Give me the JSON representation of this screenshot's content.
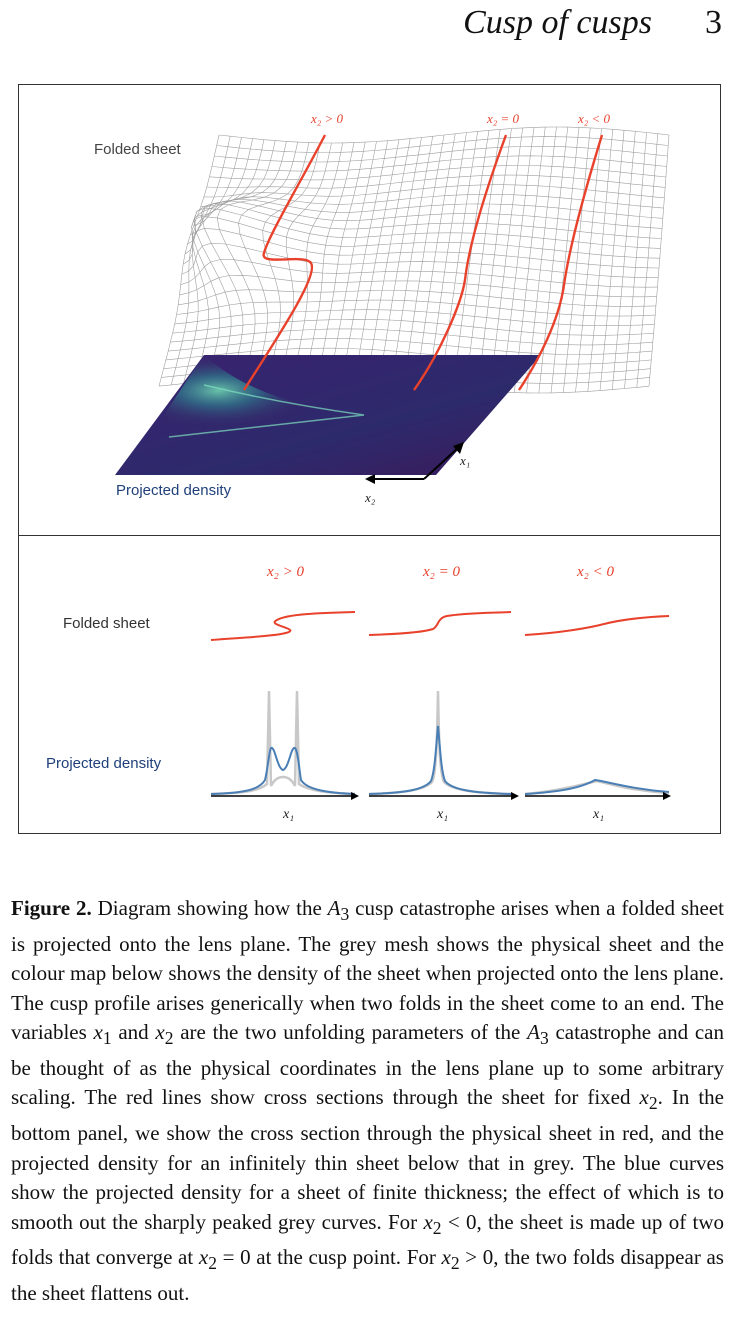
{
  "header": {
    "running_title": "Cusp of cusps",
    "page_number": "3"
  },
  "figure": {
    "top_panel": {
      "label_folded_sheet": "Folded sheet",
      "label_projected_density": "Projected density",
      "label_x2_pos": "x₂ > 0",
      "label_x2_zero": "x₂ = 0",
      "label_x2_neg": "x₂ < 0",
      "axis_x1": "x₁",
      "axis_x2": "x₂",
      "colors": {
        "sheet_mesh": "#9a9a9a",
        "cross_section": "#e8412c",
        "density_low": "#3b1a5a",
        "density_high": "#6fd2b0"
      }
    },
    "bottom_panel": {
      "label_folded_sheet": "Folded sheet",
      "label_projected_density": "Projected density",
      "label_x2_pos": "x₂ > 0",
      "label_x2_zero": "x₂ = 0",
      "label_x2_neg": "x₂ < 0",
      "axis_x1_1": "x₁",
      "axis_x1_2": "x₁",
      "axis_x1_3": "x₁",
      "colors": {
        "cross_section": "#e8412c",
        "thin_density": "#c8c8c8",
        "thick_density": "#4a7fb5"
      }
    }
  },
  "caption": {
    "label": "Figure 2.",
    "p1": " Diagram showing how the ",
    "A": "A",
    "sub3": "3",
    "p2": " cusp catastrophe arises when a folded sheet is projected onto the lens plane. The grey mesh shows the physical sheet and the colour map below shows the density of the sheet when projected onto the lens plane. The cusp profile arises generically when two folds in the sheet come to an end. The variables ",
    "x": "x",
    "sub1": "1",
    "and": " and ",
    "sub2": "2",
    "p3": " are the two unfolding parameters of the ",
    "p4": " catastrophe and can be thought of as the physical coordinates in the lens plane up to some arbitrary scaling. The red lines show cross sections through the sheet for fixed ",
    "p5": ". In the bottom panel, we show the cross section through the physical sheet in red, and the projected density for an infinitely thin sheet below that in grey. The blue curves show the projected density for a sheet of finite thickness; the effect of which is to smooth out the sharply peaked grey curves. For ",
    "lt0": " < 0, the sheet is made up of two folds that converge at ",
    "eq0": " = 0 at the cusp point. For ",
    "gt0": " > 0, the two folds disappear as the sheet flattens out."
  }
}
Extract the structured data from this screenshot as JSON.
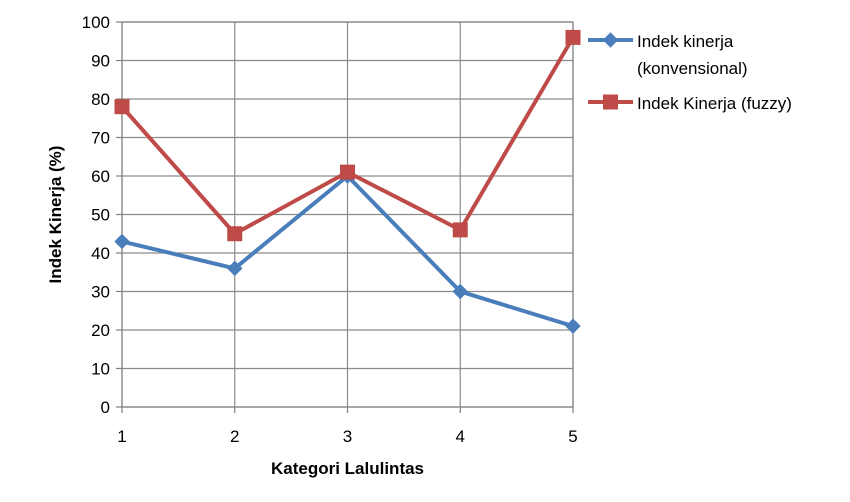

──────────

**Written exercise:**
Print the listing above in full, exactly as written. Omit any pictures.

**Output:**
Give me the JSON representation of this screenshot's content.
{
  "header": {
    "running_title": "Cusp of cusps",
    "page_number": "3"
  },
  "figure": {
    "top_panel": {
      "label_folded_sheet": "Folded sheet",
      "label_projected_density": "Projected density",
      "label_x2_pos": "x₂ > 0",
      "label_x2_zero": "x₂ = 0",
      "label_x2_neg": "x₂ < 0",
      "axis_x1": "x₁",
      "axis_x2": "x₂",
      "colors": {
        "sheet_mesh": "#9a9a9a",
        "cross_section": "#e8412c",
        "density_low": "#3b1a5a",
        "density_high": "#6fd2b0"
      }
    },
    "bottom_panel": {
      "label_folded_sheet": "Folded sheet",
      "label_projected_density": "Projected density",
      "label_x2_pos": "x₂ > 0",
      "label_x2_zero": "x₂ = 0",
      "label_x2_neg": "x₂ < 0",
      "axis_x1_1": "x₁",
      "axis_x1_2": "x₁",
      "axis_x1_3": "x₁",
      "colors": {
        "cross_section": "#e8412c",
        "thin_density": "#c8c8c8",
        "thick_density": "#4a7fb5"
      }
    }
  },
  "caption": {
    "label": "Figure 2.",
    "p1": " Diagram showing how the ",
    "A": "A",
    "sub3": "3",
    "p2": " cusp catastrophe arises when a folded sheet is projected onto the lens plane. The grey mesh shows the physical sheet and the colour map below shows the density of the sheet when projected onto the lens plane. The cusp profile arises generically when two folds in the sheet come to an end. The variables ",
    "x": "x",
    "sub1": "1",
    "and": " and ",
    "sub2": "2",
    "p3": " are the two unfolding parameters of the ",
    "p4": " catastrophe and can be thought of as the physical coordinates in the lens plane up to some arbitrary scaling. The red lines show cross sections through the sheet for fixed ",
    "p5": ". In the bottom panel, we show the cross section through the physical sheet in red, and the projected density for an infinitely thin sheet below that in grey. The blue curves show the projected density for a sheet of finite thickness; the effect of which is to smooth out the sharply peaked grey curves. For ",
    "lt0": " < 0, the sheet is made up of two folds that converge at ",
    "eq0": " = 0 at the cusp point. For ",
    "gt0": " > 0, the two folds disappear as the sheet flattens out."
  }
}
Extract the structured data from this screenshot as JSON.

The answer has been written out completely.